_Aim_
Records follow. Copy every line with "прошедший".

_Data for this task_
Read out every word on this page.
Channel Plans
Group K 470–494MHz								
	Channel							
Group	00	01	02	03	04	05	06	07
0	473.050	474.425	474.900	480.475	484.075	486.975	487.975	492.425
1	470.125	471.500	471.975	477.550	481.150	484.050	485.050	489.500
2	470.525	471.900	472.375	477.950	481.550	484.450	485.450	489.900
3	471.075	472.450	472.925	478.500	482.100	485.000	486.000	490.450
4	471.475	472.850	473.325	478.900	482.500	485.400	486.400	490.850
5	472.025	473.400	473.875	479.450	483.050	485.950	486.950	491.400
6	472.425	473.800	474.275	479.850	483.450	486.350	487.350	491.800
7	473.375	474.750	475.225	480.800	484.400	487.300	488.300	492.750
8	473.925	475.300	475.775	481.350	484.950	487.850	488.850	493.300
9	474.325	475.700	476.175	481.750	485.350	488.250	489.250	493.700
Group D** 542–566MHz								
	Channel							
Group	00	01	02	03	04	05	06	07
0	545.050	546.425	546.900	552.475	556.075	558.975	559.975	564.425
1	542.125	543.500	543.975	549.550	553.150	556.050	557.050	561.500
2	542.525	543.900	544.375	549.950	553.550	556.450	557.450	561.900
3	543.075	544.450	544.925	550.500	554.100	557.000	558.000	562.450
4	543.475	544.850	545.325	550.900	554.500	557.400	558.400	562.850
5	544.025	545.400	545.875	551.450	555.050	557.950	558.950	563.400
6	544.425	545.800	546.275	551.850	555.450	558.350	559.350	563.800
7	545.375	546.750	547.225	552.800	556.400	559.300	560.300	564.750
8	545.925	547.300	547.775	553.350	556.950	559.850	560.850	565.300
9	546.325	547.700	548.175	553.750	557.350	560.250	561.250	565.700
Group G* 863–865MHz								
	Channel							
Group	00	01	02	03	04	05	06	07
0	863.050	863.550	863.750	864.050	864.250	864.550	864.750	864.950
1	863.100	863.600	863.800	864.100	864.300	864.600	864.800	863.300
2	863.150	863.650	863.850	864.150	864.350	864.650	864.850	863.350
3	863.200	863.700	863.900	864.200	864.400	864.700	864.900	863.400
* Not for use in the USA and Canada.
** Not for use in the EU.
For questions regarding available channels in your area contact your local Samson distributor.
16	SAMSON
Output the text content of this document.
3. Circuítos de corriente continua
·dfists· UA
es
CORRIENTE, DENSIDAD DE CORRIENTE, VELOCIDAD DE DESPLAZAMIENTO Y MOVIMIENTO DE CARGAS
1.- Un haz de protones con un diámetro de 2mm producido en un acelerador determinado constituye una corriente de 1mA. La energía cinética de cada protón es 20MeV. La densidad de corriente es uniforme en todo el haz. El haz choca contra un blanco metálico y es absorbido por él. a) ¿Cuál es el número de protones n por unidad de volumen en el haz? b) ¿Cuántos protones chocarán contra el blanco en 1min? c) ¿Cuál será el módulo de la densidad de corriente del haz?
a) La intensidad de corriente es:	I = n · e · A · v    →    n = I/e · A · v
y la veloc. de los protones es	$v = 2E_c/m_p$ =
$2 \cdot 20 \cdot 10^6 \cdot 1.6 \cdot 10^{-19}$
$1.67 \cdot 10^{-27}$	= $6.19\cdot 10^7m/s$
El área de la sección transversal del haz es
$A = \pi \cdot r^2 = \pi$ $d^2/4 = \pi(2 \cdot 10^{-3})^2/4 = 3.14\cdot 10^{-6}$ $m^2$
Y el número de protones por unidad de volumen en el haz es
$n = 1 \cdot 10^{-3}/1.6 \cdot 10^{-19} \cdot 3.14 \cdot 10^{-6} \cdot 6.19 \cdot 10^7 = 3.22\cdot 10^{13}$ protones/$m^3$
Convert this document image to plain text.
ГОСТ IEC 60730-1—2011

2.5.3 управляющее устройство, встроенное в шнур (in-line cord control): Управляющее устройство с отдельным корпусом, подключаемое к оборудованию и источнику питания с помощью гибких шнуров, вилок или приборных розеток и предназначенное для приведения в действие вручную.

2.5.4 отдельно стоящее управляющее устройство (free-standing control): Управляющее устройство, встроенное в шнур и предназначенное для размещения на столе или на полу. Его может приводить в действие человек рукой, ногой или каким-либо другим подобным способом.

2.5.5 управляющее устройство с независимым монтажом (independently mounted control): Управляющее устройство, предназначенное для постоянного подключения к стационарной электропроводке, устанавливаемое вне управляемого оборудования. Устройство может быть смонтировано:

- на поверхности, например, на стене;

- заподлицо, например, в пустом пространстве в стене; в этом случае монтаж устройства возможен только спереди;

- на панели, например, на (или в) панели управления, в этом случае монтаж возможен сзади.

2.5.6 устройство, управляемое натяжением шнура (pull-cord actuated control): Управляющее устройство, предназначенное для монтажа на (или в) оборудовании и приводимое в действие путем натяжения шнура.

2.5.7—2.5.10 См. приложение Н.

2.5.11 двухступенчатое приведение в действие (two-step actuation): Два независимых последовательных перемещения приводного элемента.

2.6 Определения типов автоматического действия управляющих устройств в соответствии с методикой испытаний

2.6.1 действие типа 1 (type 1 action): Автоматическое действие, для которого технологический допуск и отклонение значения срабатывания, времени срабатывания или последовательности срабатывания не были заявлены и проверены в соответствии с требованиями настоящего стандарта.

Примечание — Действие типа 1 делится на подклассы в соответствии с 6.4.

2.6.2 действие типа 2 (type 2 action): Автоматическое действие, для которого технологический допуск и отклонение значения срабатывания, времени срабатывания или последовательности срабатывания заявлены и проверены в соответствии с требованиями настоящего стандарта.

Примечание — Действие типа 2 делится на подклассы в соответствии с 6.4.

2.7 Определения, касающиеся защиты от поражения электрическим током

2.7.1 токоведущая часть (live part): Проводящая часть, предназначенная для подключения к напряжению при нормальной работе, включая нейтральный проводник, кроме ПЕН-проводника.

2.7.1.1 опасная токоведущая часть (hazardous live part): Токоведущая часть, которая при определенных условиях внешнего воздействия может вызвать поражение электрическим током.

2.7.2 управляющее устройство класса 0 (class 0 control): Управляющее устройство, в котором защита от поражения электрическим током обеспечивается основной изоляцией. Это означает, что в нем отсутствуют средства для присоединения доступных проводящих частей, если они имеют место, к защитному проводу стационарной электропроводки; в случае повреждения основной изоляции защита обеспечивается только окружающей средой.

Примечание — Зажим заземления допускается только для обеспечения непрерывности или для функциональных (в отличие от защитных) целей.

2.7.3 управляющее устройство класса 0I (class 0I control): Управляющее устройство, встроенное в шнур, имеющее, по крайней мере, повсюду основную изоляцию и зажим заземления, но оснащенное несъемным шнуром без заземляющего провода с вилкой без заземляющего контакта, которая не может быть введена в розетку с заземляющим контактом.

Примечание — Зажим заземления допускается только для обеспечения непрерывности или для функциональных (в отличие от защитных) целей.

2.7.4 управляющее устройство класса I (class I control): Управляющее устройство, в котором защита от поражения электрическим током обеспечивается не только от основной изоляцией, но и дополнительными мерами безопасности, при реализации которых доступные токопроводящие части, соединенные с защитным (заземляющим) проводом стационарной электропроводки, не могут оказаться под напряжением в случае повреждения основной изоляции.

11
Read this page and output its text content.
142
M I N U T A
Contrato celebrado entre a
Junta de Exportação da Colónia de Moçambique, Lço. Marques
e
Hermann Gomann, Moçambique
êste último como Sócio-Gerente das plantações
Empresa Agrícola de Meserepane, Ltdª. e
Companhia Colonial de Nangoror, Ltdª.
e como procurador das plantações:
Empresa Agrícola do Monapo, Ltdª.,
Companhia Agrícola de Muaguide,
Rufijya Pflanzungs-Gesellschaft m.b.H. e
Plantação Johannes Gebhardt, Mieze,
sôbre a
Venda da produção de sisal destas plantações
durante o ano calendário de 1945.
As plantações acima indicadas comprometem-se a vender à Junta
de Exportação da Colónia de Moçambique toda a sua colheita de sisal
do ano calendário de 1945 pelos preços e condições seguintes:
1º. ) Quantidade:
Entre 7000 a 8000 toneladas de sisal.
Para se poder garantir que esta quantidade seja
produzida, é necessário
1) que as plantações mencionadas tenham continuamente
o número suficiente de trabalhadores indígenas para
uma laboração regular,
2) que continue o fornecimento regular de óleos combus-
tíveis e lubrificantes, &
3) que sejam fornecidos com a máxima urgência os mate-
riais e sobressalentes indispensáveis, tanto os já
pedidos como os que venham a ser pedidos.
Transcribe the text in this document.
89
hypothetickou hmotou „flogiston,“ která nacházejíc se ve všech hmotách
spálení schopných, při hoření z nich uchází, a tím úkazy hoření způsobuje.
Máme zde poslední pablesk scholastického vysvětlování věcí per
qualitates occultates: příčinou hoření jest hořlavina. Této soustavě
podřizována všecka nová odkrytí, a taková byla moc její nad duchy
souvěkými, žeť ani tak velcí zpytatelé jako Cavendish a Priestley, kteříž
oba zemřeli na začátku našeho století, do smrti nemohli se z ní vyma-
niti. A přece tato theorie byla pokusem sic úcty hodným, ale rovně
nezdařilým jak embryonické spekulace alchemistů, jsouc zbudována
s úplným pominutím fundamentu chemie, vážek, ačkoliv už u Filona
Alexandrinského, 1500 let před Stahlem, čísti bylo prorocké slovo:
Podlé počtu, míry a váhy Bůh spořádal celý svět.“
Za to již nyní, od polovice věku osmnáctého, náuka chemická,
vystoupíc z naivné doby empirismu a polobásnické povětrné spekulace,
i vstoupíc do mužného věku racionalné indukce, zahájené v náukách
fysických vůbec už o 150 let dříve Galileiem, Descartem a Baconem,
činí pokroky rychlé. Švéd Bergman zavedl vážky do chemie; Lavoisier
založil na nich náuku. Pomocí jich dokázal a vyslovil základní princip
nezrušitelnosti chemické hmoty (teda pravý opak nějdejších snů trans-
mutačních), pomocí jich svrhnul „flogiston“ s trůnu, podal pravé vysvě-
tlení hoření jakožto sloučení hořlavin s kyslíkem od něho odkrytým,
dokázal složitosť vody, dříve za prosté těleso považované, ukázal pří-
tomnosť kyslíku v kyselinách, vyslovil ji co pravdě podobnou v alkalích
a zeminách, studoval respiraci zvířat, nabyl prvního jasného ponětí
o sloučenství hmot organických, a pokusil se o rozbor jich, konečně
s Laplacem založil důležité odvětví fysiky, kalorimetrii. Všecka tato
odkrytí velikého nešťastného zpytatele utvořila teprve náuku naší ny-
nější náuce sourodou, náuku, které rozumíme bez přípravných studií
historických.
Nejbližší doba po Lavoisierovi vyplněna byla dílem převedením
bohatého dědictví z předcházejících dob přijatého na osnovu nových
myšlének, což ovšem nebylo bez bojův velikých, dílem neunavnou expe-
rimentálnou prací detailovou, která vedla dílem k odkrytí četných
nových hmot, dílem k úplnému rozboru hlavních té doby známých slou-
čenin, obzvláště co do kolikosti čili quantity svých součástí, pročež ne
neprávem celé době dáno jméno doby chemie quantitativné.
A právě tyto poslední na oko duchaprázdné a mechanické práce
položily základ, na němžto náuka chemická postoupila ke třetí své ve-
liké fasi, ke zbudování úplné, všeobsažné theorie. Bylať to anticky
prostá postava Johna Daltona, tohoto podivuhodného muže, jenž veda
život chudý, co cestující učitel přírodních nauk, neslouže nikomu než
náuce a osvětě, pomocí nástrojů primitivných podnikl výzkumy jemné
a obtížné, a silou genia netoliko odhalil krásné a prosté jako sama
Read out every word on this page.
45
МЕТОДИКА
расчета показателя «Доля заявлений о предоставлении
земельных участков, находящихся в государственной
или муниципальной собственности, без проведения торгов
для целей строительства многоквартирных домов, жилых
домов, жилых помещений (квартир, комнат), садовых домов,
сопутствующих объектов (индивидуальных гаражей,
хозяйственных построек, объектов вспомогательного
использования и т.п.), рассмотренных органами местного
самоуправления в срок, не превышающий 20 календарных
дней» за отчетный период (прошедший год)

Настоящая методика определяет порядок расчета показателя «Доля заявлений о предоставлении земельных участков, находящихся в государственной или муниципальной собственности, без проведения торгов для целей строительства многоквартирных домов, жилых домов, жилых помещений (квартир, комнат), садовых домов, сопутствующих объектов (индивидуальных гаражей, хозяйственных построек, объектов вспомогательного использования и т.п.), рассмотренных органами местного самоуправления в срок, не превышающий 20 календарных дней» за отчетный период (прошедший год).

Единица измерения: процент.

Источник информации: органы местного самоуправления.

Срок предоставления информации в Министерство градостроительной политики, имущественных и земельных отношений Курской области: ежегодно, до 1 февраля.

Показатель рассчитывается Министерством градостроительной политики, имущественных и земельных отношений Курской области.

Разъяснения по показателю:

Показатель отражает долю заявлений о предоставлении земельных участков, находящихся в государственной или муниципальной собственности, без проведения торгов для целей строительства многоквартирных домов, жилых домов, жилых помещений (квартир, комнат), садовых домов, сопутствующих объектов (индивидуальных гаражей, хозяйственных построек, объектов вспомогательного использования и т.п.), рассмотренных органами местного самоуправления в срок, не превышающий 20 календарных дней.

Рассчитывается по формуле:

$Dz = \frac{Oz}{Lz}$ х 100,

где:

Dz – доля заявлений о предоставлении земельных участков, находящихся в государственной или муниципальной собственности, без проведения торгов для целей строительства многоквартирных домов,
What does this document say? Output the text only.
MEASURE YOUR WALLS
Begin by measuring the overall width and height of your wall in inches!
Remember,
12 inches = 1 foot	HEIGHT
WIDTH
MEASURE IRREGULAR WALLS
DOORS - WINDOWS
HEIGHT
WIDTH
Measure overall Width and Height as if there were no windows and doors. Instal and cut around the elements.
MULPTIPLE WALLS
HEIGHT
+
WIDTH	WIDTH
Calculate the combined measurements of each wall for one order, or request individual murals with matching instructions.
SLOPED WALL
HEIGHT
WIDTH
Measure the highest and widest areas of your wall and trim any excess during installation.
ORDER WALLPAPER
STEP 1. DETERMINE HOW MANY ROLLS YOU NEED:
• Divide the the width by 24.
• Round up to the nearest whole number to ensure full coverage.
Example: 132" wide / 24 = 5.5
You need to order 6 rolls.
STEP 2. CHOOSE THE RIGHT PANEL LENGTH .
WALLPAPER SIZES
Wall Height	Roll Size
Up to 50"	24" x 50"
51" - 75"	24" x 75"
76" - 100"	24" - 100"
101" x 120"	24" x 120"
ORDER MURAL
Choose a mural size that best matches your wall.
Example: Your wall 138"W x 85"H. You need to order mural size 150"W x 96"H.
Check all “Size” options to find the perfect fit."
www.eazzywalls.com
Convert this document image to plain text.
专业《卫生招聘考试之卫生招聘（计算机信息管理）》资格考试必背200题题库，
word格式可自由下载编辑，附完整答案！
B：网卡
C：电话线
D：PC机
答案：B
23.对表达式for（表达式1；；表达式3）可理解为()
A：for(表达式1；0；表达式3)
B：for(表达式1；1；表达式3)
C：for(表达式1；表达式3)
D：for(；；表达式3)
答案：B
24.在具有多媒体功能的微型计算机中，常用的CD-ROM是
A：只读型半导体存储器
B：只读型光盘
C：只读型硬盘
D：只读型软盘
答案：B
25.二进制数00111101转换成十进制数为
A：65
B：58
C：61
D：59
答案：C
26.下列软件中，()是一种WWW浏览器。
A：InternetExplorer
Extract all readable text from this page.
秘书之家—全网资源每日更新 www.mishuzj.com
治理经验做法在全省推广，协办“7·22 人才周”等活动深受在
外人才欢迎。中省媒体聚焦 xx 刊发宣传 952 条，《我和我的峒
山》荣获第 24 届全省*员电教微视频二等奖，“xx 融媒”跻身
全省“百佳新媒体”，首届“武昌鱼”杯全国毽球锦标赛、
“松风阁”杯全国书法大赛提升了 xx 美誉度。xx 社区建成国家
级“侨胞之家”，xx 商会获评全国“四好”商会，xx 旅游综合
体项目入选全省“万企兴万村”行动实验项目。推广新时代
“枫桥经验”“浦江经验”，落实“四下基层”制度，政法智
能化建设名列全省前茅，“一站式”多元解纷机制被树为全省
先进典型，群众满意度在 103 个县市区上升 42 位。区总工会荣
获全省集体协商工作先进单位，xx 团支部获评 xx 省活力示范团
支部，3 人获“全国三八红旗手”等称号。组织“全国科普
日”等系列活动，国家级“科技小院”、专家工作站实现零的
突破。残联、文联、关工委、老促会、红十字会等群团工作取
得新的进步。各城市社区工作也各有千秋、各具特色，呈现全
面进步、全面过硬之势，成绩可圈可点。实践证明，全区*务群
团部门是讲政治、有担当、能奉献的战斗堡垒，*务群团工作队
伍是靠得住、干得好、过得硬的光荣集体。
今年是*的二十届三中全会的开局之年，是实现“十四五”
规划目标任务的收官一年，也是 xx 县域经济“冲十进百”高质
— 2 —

_Written answer_
дней» за отчетный период (прошедший год)
Настоящая методика определяет порядок расчета показателя «Доля заявлений о предоставлении земельных участков, находящихся в государственной или муниципальной собственности, без проведения торгов для целей строительства многоквартирных домов, жилых домов, жилых помещений (квартир, комнат), садовых домов, сопутствующих объектов (индивидуальных гаражей, хозяйственных построек, объектов вспомогательного использования и т.п.), рассмотренных органами местного самоуправления в срок, не превышающий 20 календарных дней» за отчетный период (прошедший год).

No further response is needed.